▶ [YOUR OBJECTIVE]: Each line containing the word "NASA" must be collected.

[Items from a data source]
•••••

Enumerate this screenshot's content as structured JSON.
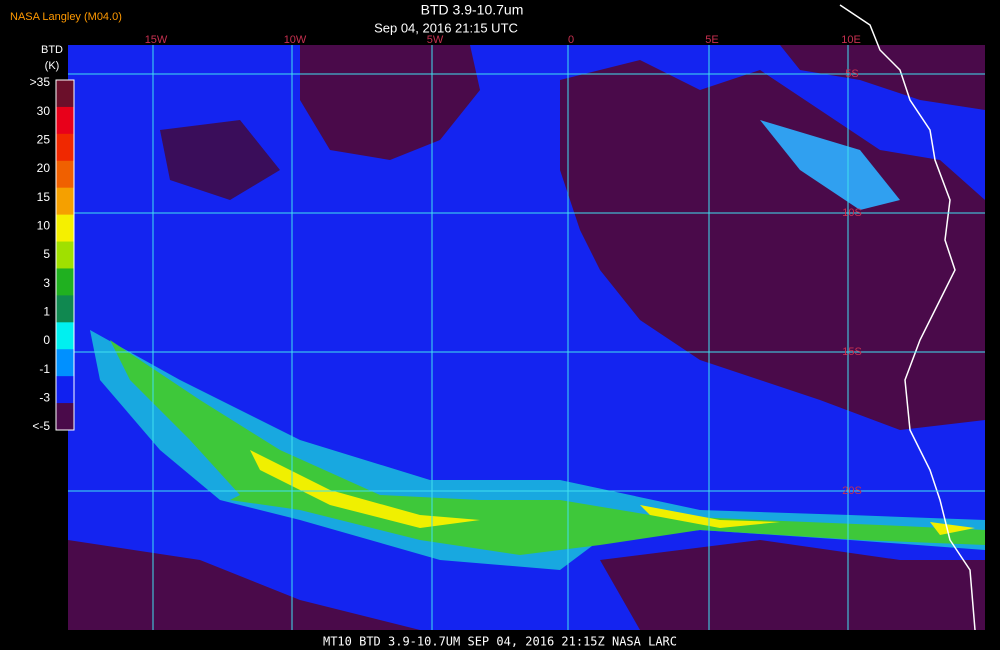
{
  "header": {
    "source": "NASA Langley (M04.0)",
    "title": "BTD 3.9-10.7um",
    "subtitle": "Sep 04, 2016 21:15 UTC"
  },
  "legend": {
    "title": "BTD",
    "unit": "(K)",
    "labels": [
      ">35",
      "30",
      "25",
      "20",
      "15",
      "10",
      "5",
      "3",
      "1",
      "0",
      "-1",
      "-3",
      "<-5"
    ],
    "colors": [
      "#6b0f2a",
      "#e8001a",
      "#f02800",
      "#f06000",
      "#f5a000",
      "#f5f000",
      "#a0e000",
      "#20b020",
      "#108850",
      "#00f0f0",
      "#0090ff",
      "#1020f0",
      "#4a0a4a"
    ]
  },
  "map": {
    "longitudes": [
      "15W",
      "10W",
      "5W",
      "0",
      "5E",
      "10E"
    ],
    "latitudes": [
      "5S",
      "10S",
      "15S",
      "20S"
    ]
  },
  "footer": "MT10   BTD 3.9-10.7UM   SEP 04, 2016 21:15Z   NASA LARC"
}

•••••

▶ [EXERCISE RESPONSE]:
    "source": "NASA Langley (M04.0)",
  "footer": "MT10   BTD 3.9-10.7UM   SEP 04, 2016 21:15Z   NASA LARC"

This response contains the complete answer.